The listing beneath should be written out in full, exactly as shown.

[START OF Entries provided]

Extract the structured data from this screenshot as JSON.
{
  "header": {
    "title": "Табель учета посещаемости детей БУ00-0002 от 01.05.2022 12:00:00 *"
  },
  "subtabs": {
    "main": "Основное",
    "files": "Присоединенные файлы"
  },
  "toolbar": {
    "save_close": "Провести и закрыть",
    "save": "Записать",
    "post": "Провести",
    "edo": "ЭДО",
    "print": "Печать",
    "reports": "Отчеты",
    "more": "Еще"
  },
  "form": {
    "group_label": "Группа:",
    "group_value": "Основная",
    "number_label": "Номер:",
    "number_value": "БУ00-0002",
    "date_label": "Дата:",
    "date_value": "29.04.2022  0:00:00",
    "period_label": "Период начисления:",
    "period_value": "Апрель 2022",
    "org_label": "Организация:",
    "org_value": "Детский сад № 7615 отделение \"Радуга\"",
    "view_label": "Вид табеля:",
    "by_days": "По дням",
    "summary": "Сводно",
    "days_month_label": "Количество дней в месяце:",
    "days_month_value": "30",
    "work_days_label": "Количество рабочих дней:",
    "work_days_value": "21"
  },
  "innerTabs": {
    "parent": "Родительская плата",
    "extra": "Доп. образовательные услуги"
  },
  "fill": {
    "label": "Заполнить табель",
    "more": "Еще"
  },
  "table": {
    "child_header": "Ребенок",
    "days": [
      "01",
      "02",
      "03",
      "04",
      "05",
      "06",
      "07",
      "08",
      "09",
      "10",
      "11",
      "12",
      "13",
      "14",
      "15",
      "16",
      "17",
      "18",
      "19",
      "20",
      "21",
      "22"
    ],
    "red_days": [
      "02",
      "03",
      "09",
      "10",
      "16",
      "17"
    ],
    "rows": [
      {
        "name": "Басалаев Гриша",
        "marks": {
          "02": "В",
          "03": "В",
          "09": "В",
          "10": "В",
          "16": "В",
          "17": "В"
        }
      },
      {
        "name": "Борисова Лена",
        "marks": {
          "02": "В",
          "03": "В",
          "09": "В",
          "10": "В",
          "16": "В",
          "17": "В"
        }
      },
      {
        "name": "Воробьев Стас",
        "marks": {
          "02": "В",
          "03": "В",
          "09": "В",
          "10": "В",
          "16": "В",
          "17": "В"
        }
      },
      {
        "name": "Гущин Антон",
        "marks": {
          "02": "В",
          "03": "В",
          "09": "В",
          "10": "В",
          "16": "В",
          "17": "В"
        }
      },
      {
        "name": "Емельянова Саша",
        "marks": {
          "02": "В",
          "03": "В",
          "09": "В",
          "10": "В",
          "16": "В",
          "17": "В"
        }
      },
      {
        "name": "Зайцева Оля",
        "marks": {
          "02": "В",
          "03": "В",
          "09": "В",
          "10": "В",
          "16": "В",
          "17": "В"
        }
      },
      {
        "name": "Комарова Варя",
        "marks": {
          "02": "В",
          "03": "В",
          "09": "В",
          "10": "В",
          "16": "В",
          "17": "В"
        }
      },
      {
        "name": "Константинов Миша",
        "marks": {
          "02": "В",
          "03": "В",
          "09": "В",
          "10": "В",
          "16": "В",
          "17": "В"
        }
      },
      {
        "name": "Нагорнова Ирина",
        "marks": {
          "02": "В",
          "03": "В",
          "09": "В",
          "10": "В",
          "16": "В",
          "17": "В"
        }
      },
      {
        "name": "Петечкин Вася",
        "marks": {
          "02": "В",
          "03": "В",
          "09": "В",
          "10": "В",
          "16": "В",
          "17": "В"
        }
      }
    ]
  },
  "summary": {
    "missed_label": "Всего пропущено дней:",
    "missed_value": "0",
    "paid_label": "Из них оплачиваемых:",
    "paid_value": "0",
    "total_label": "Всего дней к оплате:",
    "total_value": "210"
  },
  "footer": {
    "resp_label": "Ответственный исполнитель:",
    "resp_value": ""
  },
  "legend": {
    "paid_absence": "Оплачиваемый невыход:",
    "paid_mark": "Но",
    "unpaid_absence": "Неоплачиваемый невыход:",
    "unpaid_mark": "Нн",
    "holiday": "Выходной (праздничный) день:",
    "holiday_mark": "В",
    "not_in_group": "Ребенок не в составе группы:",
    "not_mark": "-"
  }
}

[END OF Entries provided]

[Task solution]:
Extract the structured data from this screenshot as JSON.
{
  "header": {
    "title": "Табель учета посещаемости детей БУ00-0002 от 01.05.2022 12:00:00 *"
  },
  "subtabs": {
    "main": "Основное",
    "files": "Присоединенные файлы"
  },
  "toolbar": {
    "save_close": "Провести и закрыть",
    "save": "Записать",
    "post": "Провести",
    "edo": "ЭДО",
    "print": "Печать",
    "reports": "Отчеты",
    "more": "Еще"
  },
  "form": {
    "group_label": "Группа:",
    "group_value": "Основная",
    "number_label": "Номер:",
    "number_value": "БУ00-0002",
    "date_label": "Дата:",
    "date_value": "29.04.2022  0:00:00",
    "period_label": "Период начисления:",
    "period_value": "Апрель 2022",
    "org_label": "Организация:",
    "org_value": "Детский сад № 7615 отделение \"Радуга\"",
    "view_label": "Вид табеля:",
    "by_days": "По дням",
    "summary": "Сводно",
    "days_month_label": "Количество дней в месяце:",
    "days_month_value": "30",
    "work_days_label": "Количество рабочих дней:",
    "work_days_value": "21"
  },
  "innerTabs": {
    "parent": "Родительская плата",
    "extra": "Доп. образовательные услуги"
  },
  "fill": {
    "label": "Заполнить табель",
    "more": "Еще"
  },
  "table": {
    "child_header": "Ребенок",
    "days": [
      "01",
      "02",
      "03",
      "04",
      "05",
      "06",
      "07",
      "08",
      "09",
      "10",
      "11",
      "12",
      "13",
      "14",
      "15",
      "16",
      "17",
      "18",
      "19",
      "20",
      "21",
      "22"
    ],
    "red_days": [
      "02",
      "03",
      "09",
      "10",
      "16",
      "17"
    ],
    "rows": [
      {
        "name": "Басалаев Гриша",
        "marks": {
          "02": "В",
          "03": "В",
          "09": "В",
          "10": "В",
          "16": "В",
          "17": "В"
        }
      },
      {
        "name": "Борисова Лена",
        "marks": {
          "02": "В",
          "03": "В",
          "09": "В",
          "10": "В",
          "16": "В",
          "17": "В"
        }
      },
      {
        "name": "Воробьев Стас",
        "marks": {
          "02": "В",
          "03": "В",
          "09": "В",
          "10": "В",
          "16": "В",
          "17": "В"
        }
      },
      {
        "name": "Гущин Антон",
        "marks": {
          "02": "В",
          "03": "В",
          "09": "В",
          "10": "В",
          "16": "В",
          "17": "В"
        }
      },
      {
        "name": "Емельянова Саша",
        "marks": {
          "02": "В",
          "03": "В",
          "09": "В",
          "10": "В",
          "16": "В",
          "17": "В"
        }
      },
      {
        "name": "Зайцева Оля",
        "marks": {
          "02": "В",
          "03": "В",
          "09": "В",
          "10": "В",
          "16": "В",
          "17": "В"
        }
      },
      {
        "name": "Комарова Варя",
        "marks": {
          "02": "В",
          "03": "В",
          "09": "В",
          "10": "В",
          "16": "В",
          "17": "В"
        }
      },
      {
        "name": "Константинов Миша",
        "marks": {
          "02": "В",
          "03": "В",
          "09": "В",
          "10": "В",
          "16": "В",
          "17": "В"
        }
      },
      {
        "name": "Нагорнова Ирина",
        "marks": {
          "02": "В",
          "03": "В",
          "09": "В",
          "10": "В",
          "16": "В",
          "17": "В"
        }
      },
      {
        "name": "Петечкин Вася",
        "marks": {
          "02": "В",
          "03": "В",
          "09": "В",
          "10": "В",
          "16": "В",
          "17": "В"
        }
      }
    ]
  },
  "summary": {
    "missed_label": "Всего пропущено дней:",
    "missed_value": "0",
    "paid_label": "Из них оплачиваемых:",
    "paid_value": "0",
    "total_label": "Всего дней к оплате:",
    "total_value": "210"
  },
  "footer": {
    "resp_label": "Ответственный исполнитель:",
    "resp_value": ""
  },
  "legend": {
    "paid_absence": "Оплачиваемый невыход:",
    "paid_mark": "Но",
    "unpaid_absence": "Неоплачиваемый невыход:",
    "unpaid_mark": "Нн",
    "holiday": "Выходной (праздничный) день:",
    "holiday_mark": "В",
    "not_in_group": "Ребенок не в составе группы:",
    "not_mark": "-"
  }
}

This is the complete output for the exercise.